Please transcribe the records precisely; pictures stay out of your copy.

═════ INPUT ROWS

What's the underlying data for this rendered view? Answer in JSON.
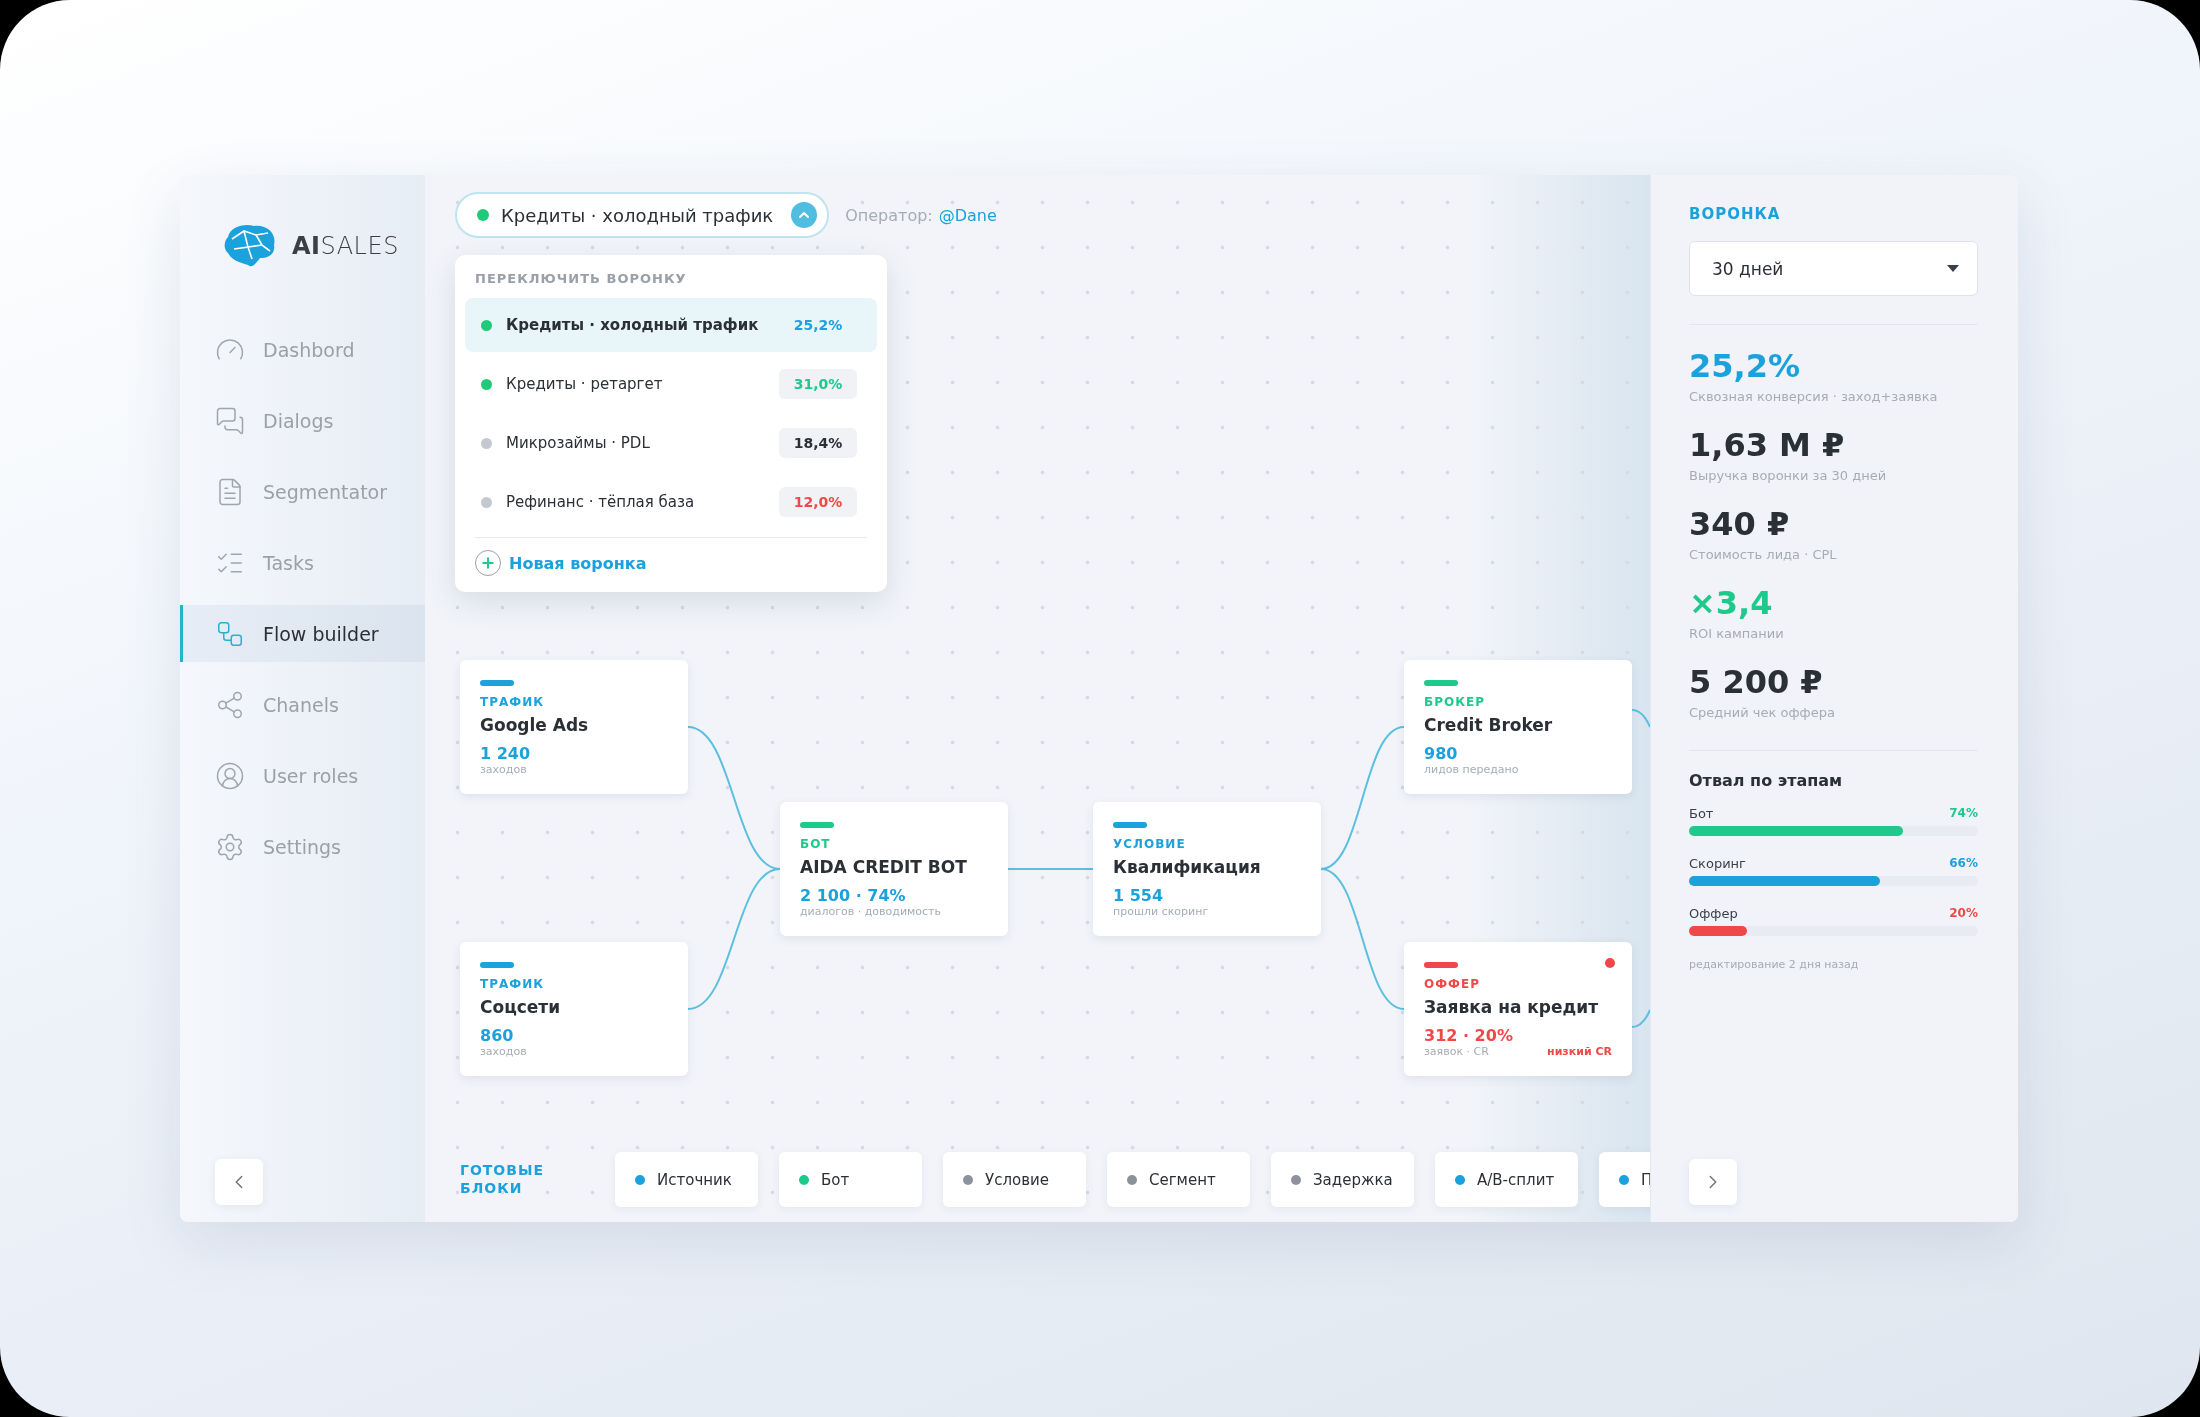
{
  "sidebar": {
    "logo": "**AI**SALES",
    "items": [
      {
        "label": "Dashbord",
        "selected": false
      },
      {
        "label": "Dialogs",
        "selected": false
      },
      {
        "label": "Segmentator",
        "selected": false
      },
      {
        "label": "Tasks",
        "selected": false
      },
      {
        "label": "Flow builder",
        "selected": true
      },
      {
        "label": "Chanels",
        "selected": false
      },
      {
        "label": "User roles",
        "selected": false
      },
      {
        "label": "Settings",
        "selected": false
      }
    ]
  },
  "funnel_switch": {
    "label": "Кредиты · холодный трафик",
    "color": "#22c97a",
    "expanded": true
  },
  "operator": {
    "label": "Оператор:",
    "user": "@Dane"
  },
  "funnel_menu": {
    "title": "ПЕРЕКЛЮЧИТЬ ВОРОНКУ",
    "items": [
      {
        "label": "Кредиты · холодный трафик",
        "color": "#22c97a",
        "value": {
          "text": "25,2%",
          "color": "#1ba1dc"
        },
        "selected": true
      },
      {
        "label": "Кредиты · ретаргет",
        "color": "#22c97a",
        "value": {
          "text": "31,0%",
          "color": "#1fc98b"
        },
        "selected": false
      },
      {
        "label": "Микрозаймы · PDL",
        "color": "#c4c8cf",
        "value": {
          "text": "18,4%",
          "color": "#2b2f36"
        },
        "selected": false
      },
      {
        "label": "Рефинанс · тёплая база",
        "color": "#c4c8cf",
        "value": {
          "text": "12,0%",
          "color": "#f04848"
        },
        "selected": false
      }
    ],
    "new_button": "Новая воронка"
  },
  "nodes": [
    {
      "type": "ТРАФИК",
      "title": "Google Ads",
      "metric": "1 240",
      "caption": "заходов",
      "color": "#1ba1dc",
      "alert": false
    },
    {
      "type": "ТРАФИК",
      "title": "Соцсети",
      "metric": "860",
      "caption": "заходов",
      "color": "#1ba1dc",
      "alert": false
    },
    {
      "type": "БОТ",
      "title": "AIDA CREDIT BOT",
      "metric": "2 100 · 74%",
      "caption": "диалогов · доводимость",
      "color": "#1fc98b",
      "alert": false
    },
    {
      "type": "УСЛОВИЕ",
      "title": "Квалификация",
      "metric": "1 554",
      "caption": "прошли скоринг",
      "color": "#1ba1dc",
      "alert": false
    },
    {
      "type": "БРОКЕР",
      "title": "Credit Broker",
      "metric": "980",
      "caption": "лидов передано",
      "color": "#1fc98b",
      "alert": false
    },
    {
      "type": "ОФФЕР",
      "title": "Заявка на кредит",
      "metric": "312 · 20%",
      "caption": "заявок · CR",
      "color": "#f04848",
      "alert": true,
      "warning": "низкий CR"
    }
  ],
  "palette": {
    "title": "ГОТОВЫЕ БЛОКИ",
    "items": [
      {
        "label": "Источник",
        "color": "#1ba1dc"
      },
      {
        "label": "Бот",
        "color": "#1fc98b"
      },
      {
        "label": "Условие",
        "color": "#8c929c"
      },
      {
        "label": "Сегмент",
        "color": "#8c929c"
      },
      {
        "label": "Задержка",
        "color": "#8c929c"
      },
      {
        "label": "А/В-сплит",
        "color": "#1ba1dc"
      },
      {
        "label": "П",
        "color": "#1ba1dc"
      }
    ]
  },
  "panel": {
    "title": "ВОРОНКА",
    "period": "30 дней",
    "metrics": [
      {
        "value": "25,2%",
        "label": "Сквозная конверсия · заход+заявка",
        "color": "#1ba1dc"
      },
      {
        "value": "1,63 М ₽",
        "label": "Выручка воронки за 30 дней",
        "color": "#2b2f36"
      },
      {
        "value": "340 ₽",
        "label": "Стоимость лида · CPL",
        "color": "#2b2f36"
      },
      {
        "value": "×3,4",
        "label": "ROI кампании",
        "color": "#1fc98b"
      },
      {
        "value": "5 200 ₽",
        "label": "Средний чек оффера",
        "color": "#2b2f36"
      }
    ],
    "stages_title": "Отвал по этапам",
    "stages": [
      {
        "label": "Бот",
        "percent": "74%",
        "level": 0.74,
        "color": "#1fc98b"
      },
      {
        "label": "Скоринг",
        "percent": "66%",
        "level": 0.66,
        "color": "#1ba1dc"
      },
      {
        "label": "Оффер",
        "percent": "20%",
        "level": 0.2,
        "color": "#f04848"
      }
    ],
    "footnote": "редактирование 2 дня назад"
  }
}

══════════

CORRECT ANSWER:
What's the underlying data for this rendered view? Answer in JSON.
{
  "sidebar": {
    "logo": "**AI**SALES",
    "items": [
      {
        "label": "Dashbord",
        "selected": false
      },
      {
        "label": "Dialogs",
        "selected": false
      },
      {
        "label": "Segmentator",
        "selected": false
      },
      {
        "label": "Tasks",
        "selected": false
      },
      {
        "label": "Flow builder",
        "selected": true
      },
      {
        "label": "Chanels",
        "selected": false
      },
      {
        "label": "User roles",
        "selected": false
      },
      {
        "label": "Settings",
        "selected": false
      }
    ]
  },
  "funnel_switch": {
    "label": "Кредиты · холодный трафик",
    "color": "#22c97a",
    "expanded": true
  },
  "operator": {
    "label": "Оператор:",
    "user": "@Dane"
  },
  "funnel_menu": {
    "title": "ПЕРЕКЛЮЧИТЬ ВОРОНКУ",
    "items": [
      {
        "label": "Кредиты · холодный трафик",
        "color": "#22c97a",
        "value": {
          "text": "25,2%",
          "color": "#1ba1dc"
        },
        "selected": true
      },
      {
        "label": "Кредиты · ретаргет",
        "color": "#22c97a",
        "value": {
          "text": "31,0%",
          "color": "#1fc98b"
        },
        "selected": false
      },
      {
        "label": "Микрозаймы · PDL",
        "color": "#c4c8cf",
        "value": {
          "text": "18,4%",
          "color": "#2b2f36"
        },
        "selected": false
      },
      {
        "label": "Рефинанс · тёплая база",
        "color": "#c4c8cf",
        "value": {
          "text": "12,0%",
          "color": "#f04848"
        },
        "selected": false
      }
    ],
    "new_button": "Новая воронка"
  },
  "nodes": [
    {
      "type": "ТРАФИК",
      "title": "Google Ads",
      "metric": "1 240",
      "caption": "заходов",
      "color": "#1ba1dc",
      "alert": false
    },
    {
      "type": "ТРАФИК",
      "title": "Соцсети",
      "metric": "860",
      "caption": "заходов",
      "color": "#1ba1dc",
      "alert": false
    },
    {
      "type": "БОТ",
      "title": "AIDA CREDIT BOT",
      "metric": "2 100 · 74%",
      "caption": "диалогов · доводимость",
      "color": "#1fc98b",
      "alert": false
    },
    {
      "type": "УСЛОВИЕ",
      "title": "Квалификация",
      "metric": "1 554",
      "caption": "прошли скоринг",
      "color": "#1ba1dc",
      "alert": false
    },
    {
      "type": "БРОКЕР",
      "title": "Credit Broker",
      "metric": "980",
      "caption": "лидов передано",
      "color": "#1fc98b",
      "alert": false
    },
    {
      "type": "ОФФЕР",
      "title": "Заявка на кредит",
      "metric": "312 · 20%",
      "caption": "заявок · CR",
      "color": "#f04848",
      "alert": true,
      "warning": "низкий CR"
    }
  ],
  "palette": {
    "title": "ГОТОВЫЕ БЛОКИ",
    "items": [
      {
        "label": "Источник",
        "color": "#1ba1dc"
      },
      {
        "label": "Бот",
        "color": "#1fc98b"
      },
      {
        "label": "Условие",
        "color": "#8c929c"
      },
      {
        "label": "Сегмент",
        "color": "#8c929c"
      },
      {
        "label": "Задержка",
        "color": "#8c929c"
      },
      {
        "label": "А/В-сплит",
        "color": "#1ba1dc"
      },
      {
        "label": "П",
        "color": "#1ba1dc"
      }
    ]
  },
  "panel": {
    "title": "ВОРОНКА",
    "period": "30 дней",
    "metrics": [
      {
        "value": "25,2%",
        "label": "Сквозная конверсия · заход+заявка",
        "color": "#1ba1dc"
      },
      {
        "value": "1,63 М ₽",
        "label": "Выручка воронки за 30 дней",
        "color": "#2b2f36"
      },
      {
        "value": "340 ₽",
        "label": "Стоимость лида · CPL",
        "color": "#2b2f36"
      },
      {
        "value": "×3,4",
        "label": "ROI кампании",
        "color": "#1fc98b"
      },
      {
        "value": "5 200 ₽",
        "label": "Средний чек оффера",
        "color": "#2b2f36"
      }
    ],
    "stages_title": "Отвал по этапам",
    "stages": [
      {
        "label": "Бот",
        "percent": "74%",
        "level": 0.74,
        "color": "#1fc98b"
      },
      {
        "label": "Скоринг",
        "percent": "66%",
        "level": 0.66,
        "color": "#1ba1dc"
      },
      {
        "label": "Оффер",
        "percent": "20%",
        "level": 0.2,
        "color": "#f04848"
      }
    ],
    "footnote": "редактирование 2 дня назад"
  }
}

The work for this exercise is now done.